--- Exercise directions ---
Below are entries to be transcribed exactly; exclude the pictures from the copy.

-*-*-

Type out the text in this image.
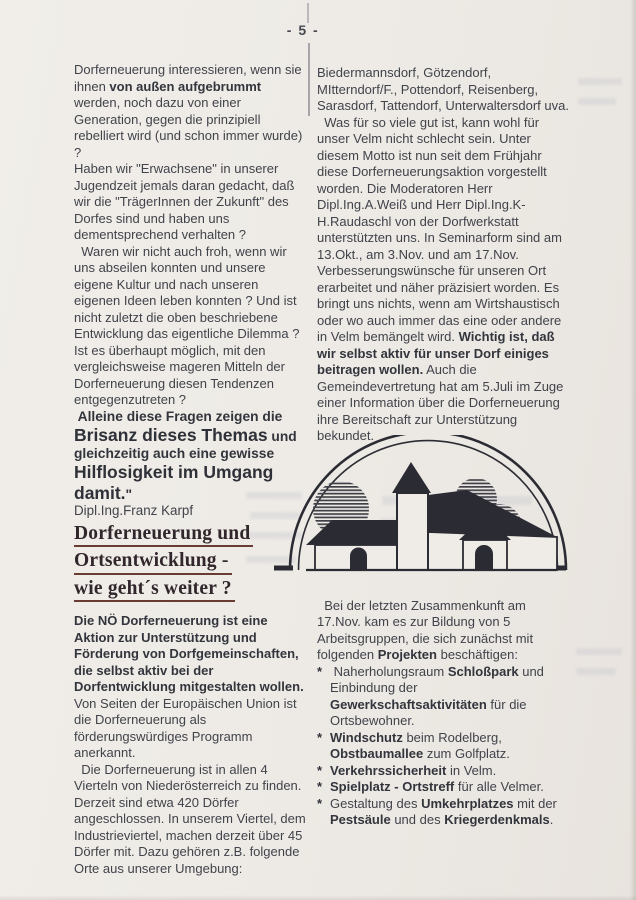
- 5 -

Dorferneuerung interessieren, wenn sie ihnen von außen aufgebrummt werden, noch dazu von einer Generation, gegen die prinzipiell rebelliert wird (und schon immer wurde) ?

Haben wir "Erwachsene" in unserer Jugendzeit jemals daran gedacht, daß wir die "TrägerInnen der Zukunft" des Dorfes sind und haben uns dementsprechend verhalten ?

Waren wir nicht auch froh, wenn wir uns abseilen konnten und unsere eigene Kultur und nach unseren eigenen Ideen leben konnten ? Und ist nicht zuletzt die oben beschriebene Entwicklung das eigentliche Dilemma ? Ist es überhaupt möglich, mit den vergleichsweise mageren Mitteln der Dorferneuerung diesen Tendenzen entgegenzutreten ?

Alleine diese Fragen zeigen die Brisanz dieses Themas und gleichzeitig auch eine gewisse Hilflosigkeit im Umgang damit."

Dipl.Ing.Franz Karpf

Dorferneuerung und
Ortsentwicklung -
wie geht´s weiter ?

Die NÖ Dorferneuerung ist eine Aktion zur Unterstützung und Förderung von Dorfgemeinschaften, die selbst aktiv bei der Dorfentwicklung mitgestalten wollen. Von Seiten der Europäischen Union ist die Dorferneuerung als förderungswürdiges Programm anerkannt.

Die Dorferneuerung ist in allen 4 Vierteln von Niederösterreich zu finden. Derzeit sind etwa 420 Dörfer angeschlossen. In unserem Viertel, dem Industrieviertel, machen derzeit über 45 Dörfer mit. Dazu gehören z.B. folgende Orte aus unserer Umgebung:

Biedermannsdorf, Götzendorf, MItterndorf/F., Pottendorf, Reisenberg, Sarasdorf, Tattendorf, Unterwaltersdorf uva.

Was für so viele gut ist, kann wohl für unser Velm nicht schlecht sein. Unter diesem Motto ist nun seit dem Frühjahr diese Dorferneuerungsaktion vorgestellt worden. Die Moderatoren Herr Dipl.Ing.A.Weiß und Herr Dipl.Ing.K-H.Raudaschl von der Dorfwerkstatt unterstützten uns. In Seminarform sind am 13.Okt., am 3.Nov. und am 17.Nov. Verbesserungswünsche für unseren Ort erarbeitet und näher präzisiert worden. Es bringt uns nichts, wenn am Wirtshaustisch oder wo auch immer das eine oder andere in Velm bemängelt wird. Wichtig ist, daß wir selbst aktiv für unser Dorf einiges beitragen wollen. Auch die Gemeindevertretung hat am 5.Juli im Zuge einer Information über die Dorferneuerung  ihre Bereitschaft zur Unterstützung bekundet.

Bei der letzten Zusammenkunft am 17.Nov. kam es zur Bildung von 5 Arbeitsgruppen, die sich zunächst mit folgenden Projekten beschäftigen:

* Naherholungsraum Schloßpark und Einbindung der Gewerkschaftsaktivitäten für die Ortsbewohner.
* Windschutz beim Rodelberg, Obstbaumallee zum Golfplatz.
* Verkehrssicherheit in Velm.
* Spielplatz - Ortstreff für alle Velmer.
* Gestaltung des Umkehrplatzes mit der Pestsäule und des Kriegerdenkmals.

-*-*-

--- Right answer ---
Type out the text in this image.
- 5 -

Dorferneuerung interessieren, wenn sie ihnen von außen aufgebrummt werden, noch dazu von einer Generation, gegen die prinzipiell rebelliert wird (und schon immer wurde) ?

Haben wir "Erwachsene" in unserer Jugendzeit jemals daran gedacht, daß wir die "TrägerInnen der Zukunft" des Dorfes sind und haben uns dementsprechend verhalten ?

Waren wir nicht auch froh, wenn wir uns abseilen konnten und unsere eigene Kultur und nach unseren eigenen Ideen leben konnten ? Und ist nicht zuletzt die oben beschriebene Entwicklung das eigentliche Dilemma ? Ist es überhaupt möglich, mit den vergleichsweise mageren Mitteln der Dorferneuerung diesen Tendenzen entgegenzutreten ?

Alleine diese Fragen zeigen die Brisanz dieses Themas und gleichzeitig auch eine gewisse Hilflosigkeit im Umgang damit."

Dipl.Ing.Franz Karpf

Dorferneuerung und
Ortsentwicklung -
wie geht´s weiter ?

Die NÖ Dorferneuerung ist eine Aktion zur Unterstützung und Förderung von Dorfgemeinschaften, die selbst aktiv bei der Dorfentwicklung mitgestalten wollen. Von Seiten der Europäischen Union ist die Dorferneuerung als förderungswürdiges Programm anerkannt.

Die Dorferneuerung ist in allen 4 Vierteln von Niederösterreich zu finden. Derzeit sind etwa 420 Dörfer angeschlossen. In unserem Viertel, dem Industrieviertel, machen derzeit über 45 Dörfer mit. Dazu gehören z.B. folgende Orte aus unserer Umgebung:

Biedermannsdorf, Götzendorf, MItterndorf/F., Pottendorf, Reisenberg, Sarasdorf, Tattendorf, Unterwaltersdorf uva.

Was für so viele gut ist, kann wohl für unser Velm nicht schlecht sein. Unter diesem Motto ist nun seit dem Frühjahr diese Dorferneuerungsaktion vorgestellt worden. Die Moderatoren Herr Dipl.Ing.A.Weiß und Herr Dipl.Ing.K-H.Raudaschl von der Dorfwerkstatt unterstützten uns. In Seminarform sind am 13.Okt., am 3.Nov. und am 17.Nov. Verbesserungswünsche für unseren Ort erarbeitet und näher präzisiert worden. Es bringt uns nichts, wenn am Wirtshaustisch oder wo auch immer das eine oder andere in Velm bemängelt wird. Wichtig ist, daß wir selbst aktiv für unser Dorf einiges beitragen wollen. Auch die Gemeindevertretung hat am 5.Juli im Zuge einer Information über die Dorferneuerung  ihre Bereitschaft zur Unterstützung bekundet.

Bei der letzten Zusammenkunft am 17.Nov. kam es zur Bildung von 5 Arbeitsgruppen, die sich zunächst mit folgenden Projekten beschäftigen:

* Naherholungsraum Schloßpark und Einbindung der Gewerkschaftsaktivitäten für die Ortsbewohner.
* Windschutz beim Rodelberg, Obstbaumallee zum Golfplatz.
* Verkehrssicherheit in Velm.
* Spielplatz - Ortstreff für alle Velmer.
* Gestaltung des Umkehrplatzes mit der Pestsäule und des Kriegerdenkmals.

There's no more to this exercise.